#### Source excerpt:

[Begin]

Talking to aliens

Published: Sat, 12/03/16


Hi ,

I don’t get to the cinema as often as I would like, no reason not to, there is a perfectly good multiplex quite nearby. Anyway, having said that we saw two films within a week last month. The Jack Reacher film ‘Never Go Back’ with Tom Cruise which was a bit of a disappointment. I loved the book but the film was a bit routine. A very pleasant surprise though was Arrival which was on release a week or so later. On one level it is a science fiction story about aliens making first contact. Like the best of science fiction it asks some searching questions about the human condition.

Twelve massive space ships arrive and park themselves around the world. There is no sign of hostility and the occupants are willing to communicate. The world goes a little crazy and the obsession is with the ‘threat’ the visitors pose and what should be done to destroy it. Amy Adams plays Louise Banks, a professor of linguistics, who is brought in to see if she can understand the very strange way that the aliens communicate. She does succeed just in time and I won’t say any more about the narrative in case I spoil the story. I highly recommend this film but you will have to concentrate while you watch it, there is a lot to think about.

[End]

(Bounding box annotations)
[Begin]

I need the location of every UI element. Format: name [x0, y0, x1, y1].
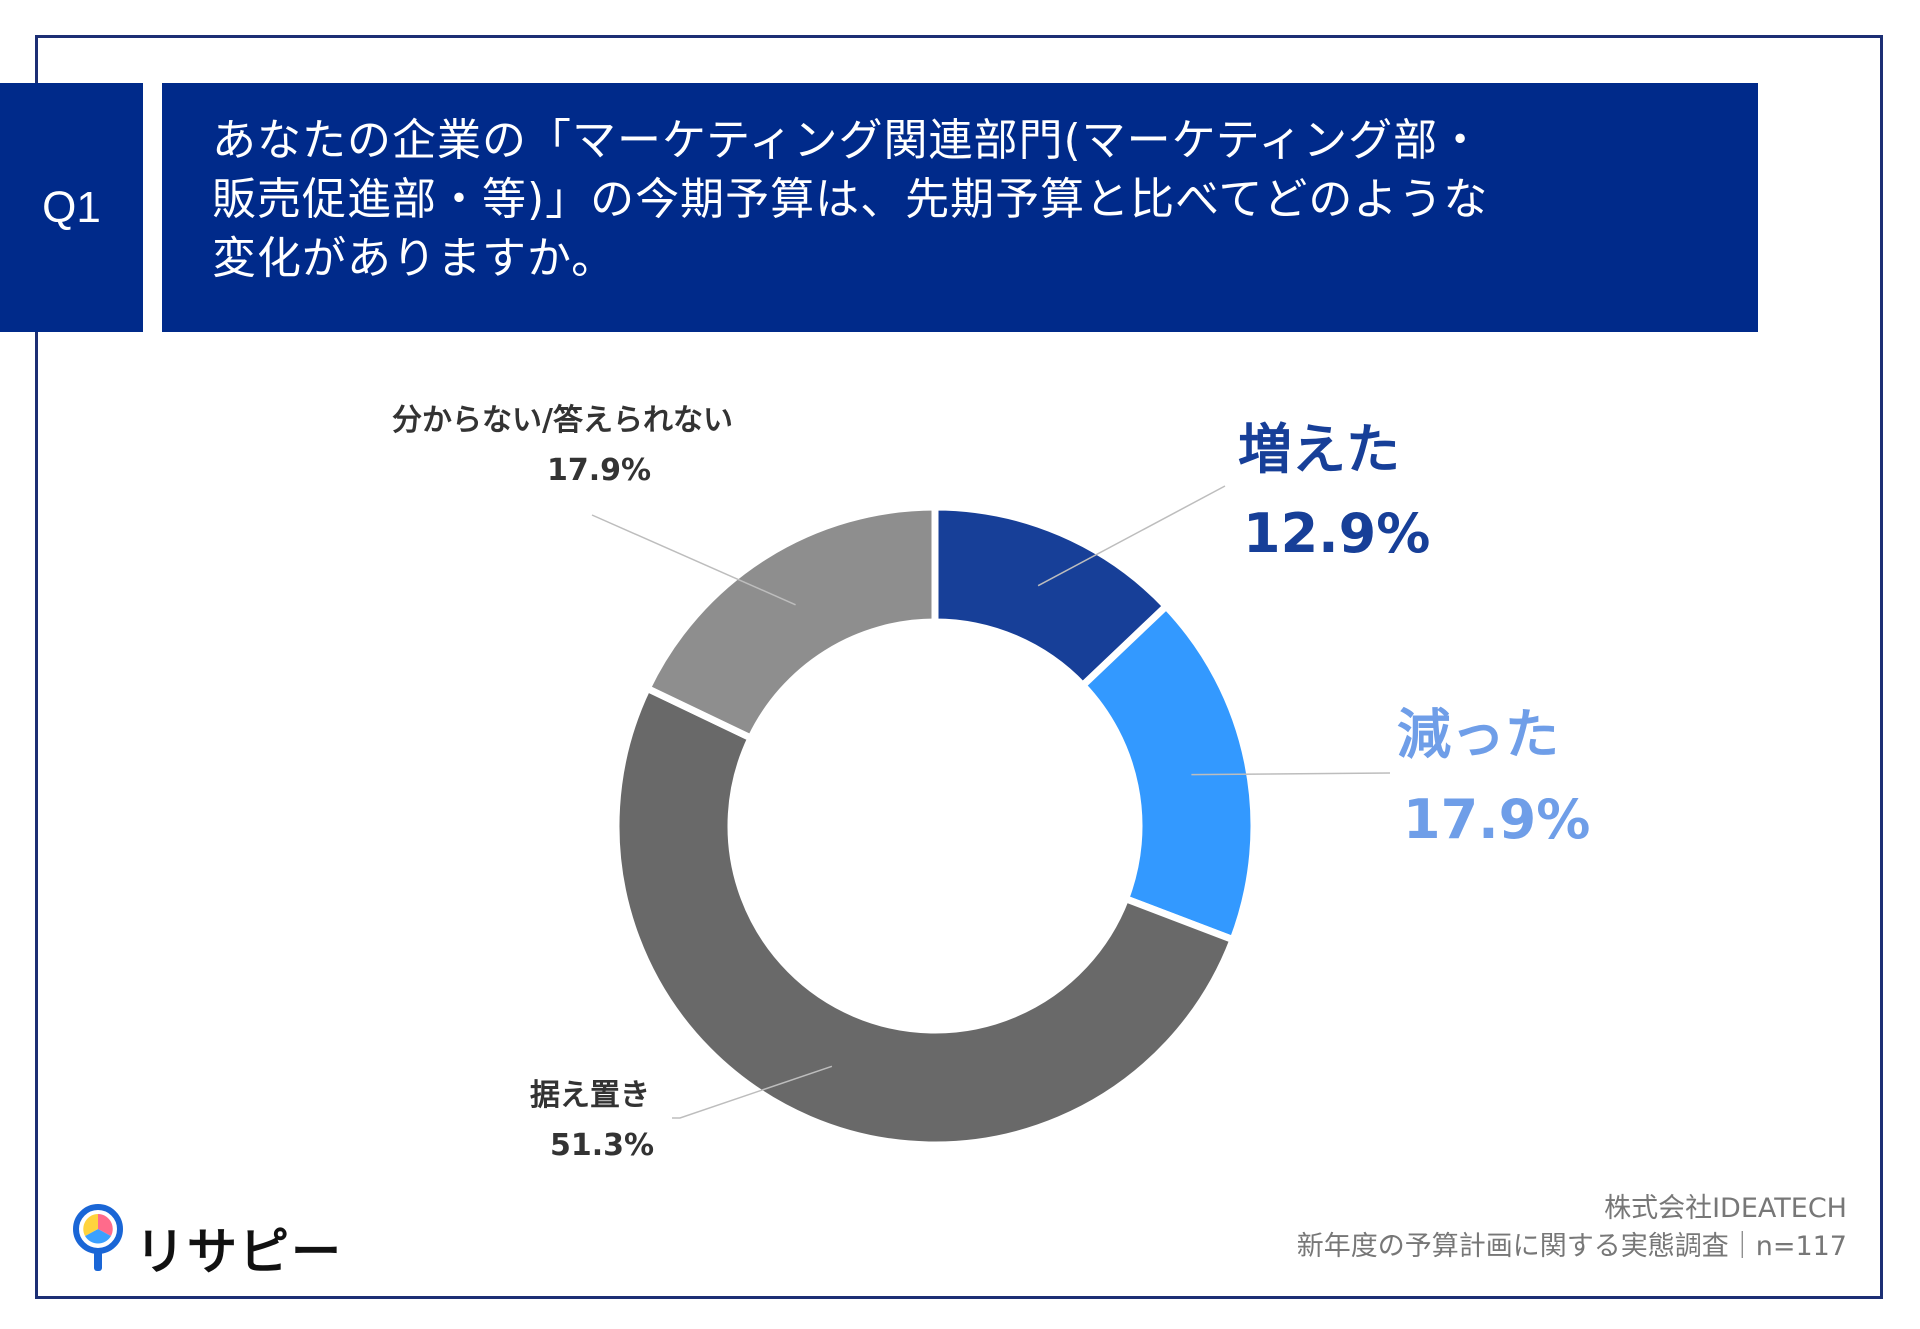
donut-slices — [612, 503, 1258, 1149]
slice-label-unknown: 分からない/答えられない — [392, 403, 733, 438]
donut-slice-unchanged — [612, 683, 1238, 1149]
question-box: あなたの企業の「マーケティング関連部門(マーケティング部・ 販売促進部・等)」の… — [162, 83, 1758, 332]
slice-label-decreased: 減った — [1397, 703, 1559, 766]
slice-value-unchanged: 51.3% — [550, 1128, 655, 1163]
question-line-3: 変化がありますか。 — [212, 233, 617, 284]
donut-slice-decreased — [1077, 601, 1258, 945]
slice-value-decreased: 17.9% — [1403, 788, 1591, 851]
question-line-1: あなたの企業の「マーケティング関連部門(マーケティング部・ — [212, 115, 1484, 166]
company-name: 株式会社IDEATECH — [1604, 1193, 1847, 1224]
question-badge: Q1 — [0, 83, 143, 332]
logo-text: リサピー — [135, 1223, 343, 1281]
leader-line-unchanged — [672, 1065, 833, 1119]
slice-value-increased: 12.9% — [1243, 502, 1431, 565]
leader-line-increased — [1037, 485, 1226, 587]
slice-value-unknown: 17.9% — [547, 453, 652, 488]
leader-line-decreased — [1191, 772, 1391, 776]
donut-slice-unknown — [642, 503, 939, 743]
source-note: 株式会社IDEATECH 新年度の予算計画に関する実態調査｜n=117 — [1297, 1190, 1847, 1266]
leader-lines — [591, 485, 1391, 1119]
question-line-2: 販売促進部・等)」の今期予算は、先期予算と比べてどのような — [212, 174, 1489, 225]
slice-label-increased: 増えた — [1238, 418, 1400, 481]
survey-title: 新年度の予算計画に関する実態調査｜n=117 — [1296, 1231, 1847, 1262]
pin-logo-icon — [73, 1204, 123, 1271]
leader-line-unknown — [591, 514, 796, 606]
slice-label-unchanged: 据え置き — [530, 1078, 650, 1113]
chart-frame — [35, 35, 1883, 1299]
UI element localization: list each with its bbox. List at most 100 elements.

[End]

#### Exercises to complete:
(a) In the records, copy out the lines beginning with the one containing "donut-slices — [612, 503, 1258, 1149]" and ending with the one containing "slice-label-decreased: 減った —", both included, changing nothing.
(b) Carry on the post about the film Arrival from the point where it stops.

#### Results:
(a)
donut-slices — [612, 503, 1258, 1149]
slice-label-unknown: 分からない/答えられない — [392, 403, 733, 438]
donut-slice-unchanged — [612, 683, 1238, 1149]
question-box: あなたの企業の「マーケティング関連部門(マーケティング部・ 販売促進部・等)」の… — [162, 83, 1758, 332]
slice-label-decreased: 減った — [1397, 703, 1559, 766]

(b)
The main point of Arrival is that there are different methods of communication and we are limited by our means of communicating. Limited in terms of our ability to communicate with each other, from one country to another, let alone between human an alien. Our method of communication also limits our ability to think and thus communicate with ourselves internally. The heroine of Arrival is able to learn how to communicate with the aliens by working our their language. In turn her thinking changes too. (Sorry, spoiler there.) One reason she is able to manage such a feat is that she understands the principles of language and communication better than anyone else. The language you use to talk to someone who knows the same language is an effective method of communication. There are also methods of translating, which tends to be less effective, depending upon the skill of the translator. There may even be methods of developing communication with an unknown language, but that can be extremely difficult and there will be an awful lot of trial an error. Again, you would be back to principles of communication and looking for techniques, individual words and gestures, in order to formulate a method of communication which eventually results in using the previously unknown language. Learning an unknown language without a pre existing method of translation is going to be challenging. But, if the principles of linguistics are understood, simple techniques of communication are developed and then eventually language will be shared.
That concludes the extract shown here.